** TASK TO COMPLETE **
Write the records below out again exactly as given, with no images.

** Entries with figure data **
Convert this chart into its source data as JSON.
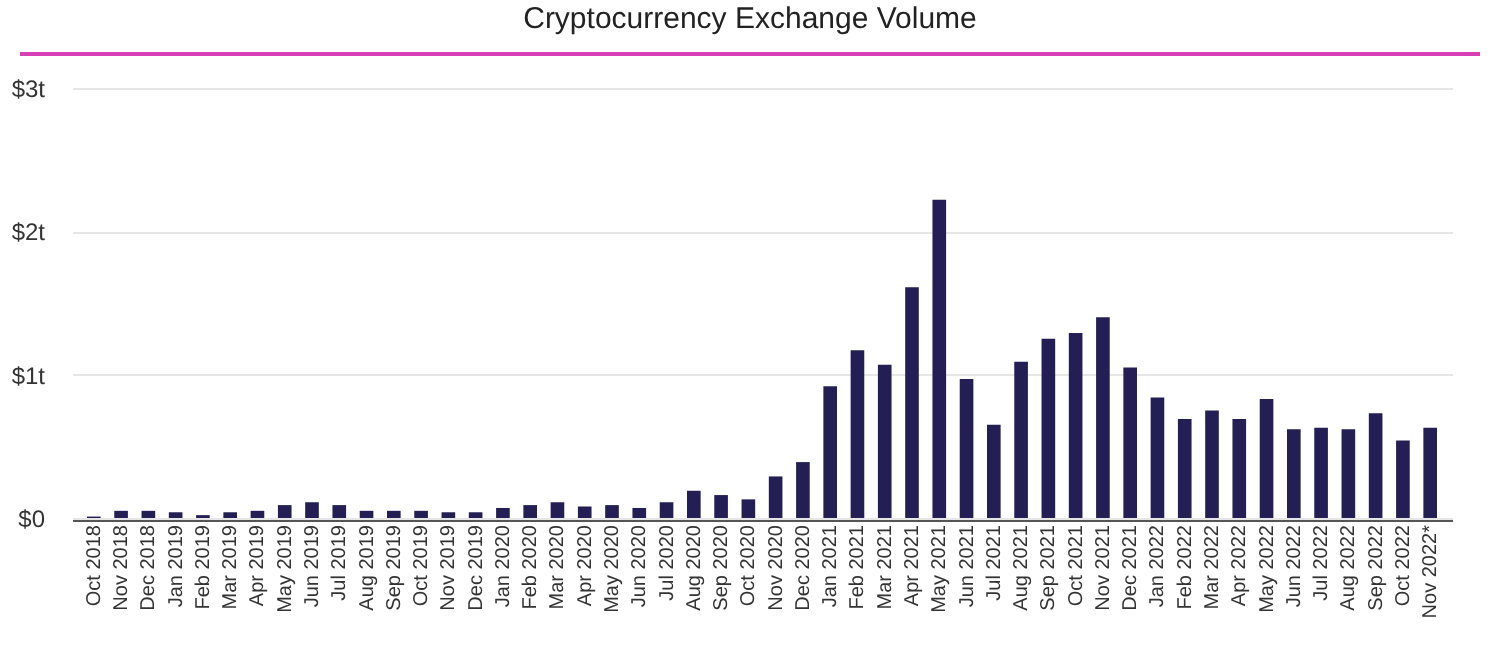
{
  "chart_data": {
    "type": "bar",
    "title": "Cryptocurrency Exchange Volume",
    "categories": [
      "Oct 2018",
      "Nov 2018",
      "Dec 2018",
      "Jan 2019",
      "Feb 2019",
      "Mar 2019",
      "Apr 2019",
      "May 2019",
      "Jun 2019",
      "Jul 2019",
      "Aug 2019",
      "Sep 2019",
      "Oct 2019",
      "Nov 2019",
      "Dec 2019",
      "Jan 2020",
      "Feb 2020",
      "Mar 2020",
      "Apr 2020",
      "May 2020",
      "Jun 2020",
      "Jul 2020",
      "Aug 2020",
      "Sep 2020",
      "Oct 2020",
      "Nov 2020",
      "Dec 2020",
      "Jan 2021",
      "Feb 2021",
      "Mar 2021",
      "Apr 2021",
      "May 2021",
      "Jun 2021",
      "Jul 2021",
      "Aug 2021",
      "Sep 2021",
      "Oct 2021",
      "Nov 2021",
      "Dec 2021",
      "Jan 2022",
      "Feb 2022",
      "Mar 2022",
      "Apr 2022",
      "May 2022",
      "Jun 2022",
      "Jul 2022",
      "Aug 2022",
      "Sep 2022",
      "Oct 2022",
      "Nov 2022*"
    ],
    "values": [
      0.01,
      0.05,
      0.05,
      0.04,
      0.02,
      0.04,
      0.05,
      0.09,
      0.11,
      0.09,
      0.05,
      0.05,
      0.05,
      0.04,
      0.04,
      0.07,
      0.09,
      0.11,
      0.08,
      0.09,
      0.07,
      0.11,
      0.19,
      0.16,
      0.13,
      0.29,
      0.39,
      0.92,
      1.17,
      1.07,
      1.61,
      2.22,
      0.97,
      0.65,
      1.09,
      1.25,
      1.29,
      1.4,
      1.05,
      0.84,
      0.69,
      0.75,
      0.69,
      0.83,
      0.62,
      0.63,
      0.62,
      0.73,
      0.54,
      0.63
    ],
    "color": "#231f54",
    "ylim": [
      0,
      3
    ],
    "yticks": [
      {
        "value": 0,
        "label": "$0"
      },
      {
        "value": 1,
        "label": "$1t"
      },
      {
        "value": 2,
        "label": "$2t"
      },
      {
        "value": 3,
        "label": "$3t"
      }
    ],
    "grid": "y",
    "legend": false
  }
}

** CORRECT RESULT **
Convert this chart into its source data as JSON.
{
  "chart_data": {
    "type": "bar",
    "title": "Cryptocurrency Exchange Volume",
    "categories": [
      "Oct 2018",
      "Nov 2018",
      "Dec 2018",
      "Jan 2019",
      "Feb 2019",
      "Mar 2019",
      "Apr 2019",
      "May 2019",
      "Jun 2019",
      "Jul 2019",
      "Aug 2019",
      "Sep 2019",
      "Oct 2019",
      "Nov 2019",
      "Dec 2019",
      "Jan 2020",
      "Feb 2020",
      "Mar 2020",
      "Apr 2020",
      "May 2020",
      "Jun 2020",
      "Jul 2020",
      "Aug 2020",
      "Sep 2020",
      "Oct 2020",
      "Nov 2020",
      "Dec 2020",
      "Jan 2021",
      "Feb 2021",
      "Mar 2021",
      "Apr 2021",
      "May 2021",
      "Jun 2021",
      "Jul 2021",
      "Aug 2021",
      "Sep 2021",
      "Oct 2021",
      "Nov 2021",
      "Dec 2021",
      "Jan 2022",
      "Feb 2022",
      "Mar 2022",
      "Apr 2022",
      "May 2022",
      "Jun 2022",
      "Jul 2022",
      "Aug 2022",
      "Sep 2022",
      "Oct 2022",
      "Nov 2022*"
    ],
    "values": [
      0.01,
      0.05,
      0.05,
      0.04,
      0.02,
      0.04,
      0.05,
      0.09,
      0.11,
      0.09,
      0.05,
      0.05,
      0.05,
      0.04,
      0.04,
      0.07,
      0.09,
      0.11,
      0.08,
      0.09,
      0.07,
      0.11,
      0.19,
      0.16,
      0.13,
      0.29,
      0.39,
      0.92,
      1.17,
      1.07,
      1.61,
      2.22,
      0.97,
      0.65,
      1.09,
      1.25,
      1.29,
      1.4,
      1.05,
      0.84,
      0.69,
      0.75,
      0.69,
      0.83,
      0.62,
      0.63,
      0.62,
      0.73,
      0.54,
      0.63
    ],
    "color": "#231f54",
    "ylim": [
      0,
      3
    ],
    "yticks": [
      {
        "value": 0,
        "label": "$0"
      },
      {
        "value": 1,
        "label": "$1t"
      },
      {
        "value": 2,
        "label": "$2t"
      },
      {
        "value": 3,
        "label": "$3t"
      }
    ],
    "grid": "y",
    "legend": false
  }
}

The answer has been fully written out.